Set down the full listing exactly as given. Any pictures are to be left out.

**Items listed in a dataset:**
----------------

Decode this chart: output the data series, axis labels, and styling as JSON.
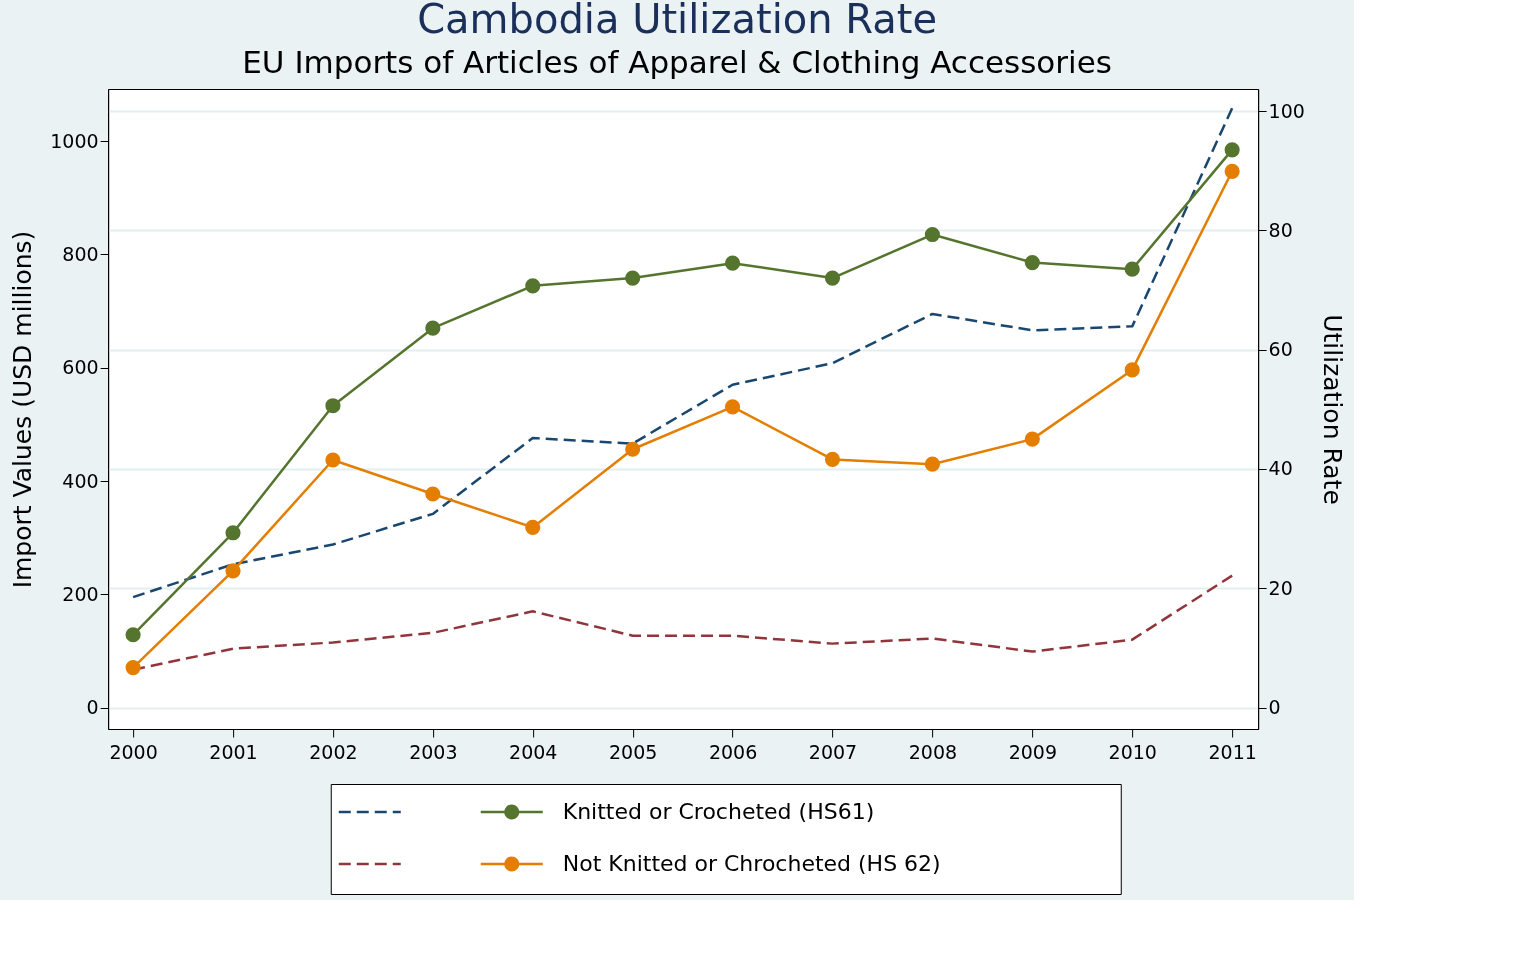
{
  "chart_data": {
    "type": "line",
    "title": "Cambodia Utilization Rate",
    "subtitle": "EU Imports of Articles of Apparel & Clothing Accessories",
    "ylabel": "Import Values (USD millions)",
    "y2label": "Utilization Rate",
    "x": [
      2000,
      2001,
      2002,
      2003,
      2004,
      2005,
      2006,
      2007,
      2008,
      2009,
      2010,
      2011
    ],
    "xlim": [
      1999.75,
      2011.26
    ],
    "xticks": [
      2000,
      2001,
      2002,
      2003,
      2004,
      2005,
      2006,
      2007,
      2008,
      2009,
      2010,
      2011
    ],
    "ylim": [
      -37.7,
      1092
    ],
    "yticks": [
      0,
      200,
      400,
      600,
      800,
      1000
    ],
    "y2lim": [
      -3.6,
      103.7
    ],
    "y2ticks": [
      0,
      20,
      40,
      60,
      80,
      100
    ],
    "grid": "y",
    "legend": "bottom",
    "series": [
      {
        "color": "#1a476f",
        "line_style": "dashed",
        "marker": "none",
        "values": [
          195,
          253,
          288,
          342,
          476,
          466,
          570,
          608,
          695,
          666,
          673,
          1058
        ]
      },
      {
        "color": "#90353b",
        "line_style": "dashed",
        "marker": "none",
        "values": [
          67,
          104,
          115,
          132,
          170,
          127,
          127,
          113,
          122,
          99,
          120,
          233
        ]
      },
      {
        "name": "Knitted or Crocheted (HS61)",
        "color": "#55752f",
        "line_style": "solid",
        "marker": "circle",
        "axis": "y2",
        "values": [
          12.2,
          29.3,
          50.6,
          63.6,
          70.7,
          72.0,
          74.5,
          72.0,
          79.3,
          74.6,
          73.5,
          93.5
        ]
      },
      {
        "name": "Not Knitted or Chrocheted (HS 62)",
        "color": "#e37e00",
        "line_style": "solid",
        "marker": "circle",
        "axis": "y2",
        "values": [
          6.7,
          22.9,
          41.5,
          35.8,
          30.2,
          43.3,
          50.4,
          41.6,
          40.8,
          45.0,
          56.6,
          89.9
        ]
      }
    ]
  }
}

----------------

**Task result:**
Decode this chart: output the data series, axis labels, and styling as JSON.
{
  "chart_data": {
    "type": "line",
    "title": "Cambodia Utilization Rate",
    "subtitle": "EU Imports of Articles of Apparel & Clothing Accessories",
    "ylabel": "Import Values (USD millions)",
    "y2label": "Utilization Rate",
    "x": [
      2000,
      2001,
      2002,
      2003,
      2004,
      2005,
      2006,
      2007,
      2008,
      2009,
      2010,
      2011
    ],
    "xlim": [
      1999.75,
      2011.26
    ],
    "xticks": [
      2000,
      2001,
      2002,
      2003,
      2004,
      2005,
      2006,
      2007,
      2008,
      2009,
      2010,
      2011
    ],
    "ylim": [
      -37.7,
      1092
    ],
    "yticks": [
      0,
      200,
      400,
      600,
      800,
      1000
    ],
    "y2lim": [
      -3.6,
      103.7
    ],
    "y2ticks": [
      0,
      20,
      40,
      60,
      80,
      100
    ],
    "grid": "y",
    "legend": "bottom",
    "series": [
      {
        "color": "#1a476f",
        "line_style": "dashed",
        "marker": "none",
        "values": [
          195,
          253,
          288,
          342,
          476,
          466,
          570,
          608,
          695,
          666,
          673,
          1058
        ]
      },
      {
        "color": "#90353b",
        "line_style": "dashed",
        "marker": "none",
        "values": [
          67,
          104,
          115,
          132,
          170,
          127,
          127,
          113,
          122,
          99,
          120,
          233
        ]
      },
      {
        "name": "Knitted or Crocheted (HS61)",
        "color": "#55752f",
        "line_style": "solid",
        "marker": "circle",
        "axis": "y2",
        "values": [
          12.2,
          29.3,
          50.6,
          63.6,
          70.7,
          72.0,
          74.5,
          72.0,
          79.3,
          74.6,
          73.5,
          93.5
        ]
      },
      {
        "name": "Not Knitted or Chrocheted (HS 62)",
        "color": "#e37e00",
        "line_style": "solid",
        "marker": "circle",
        "axis": "y2",
        "values": [
          6.7,
          22.9,
          41.5,
          35.8,
          30.2,
          43.3,
          50.4,
          41.6,
          40.8,
          45.0,
          56.6,
          89.9
        ]
      }
    ]
  }
}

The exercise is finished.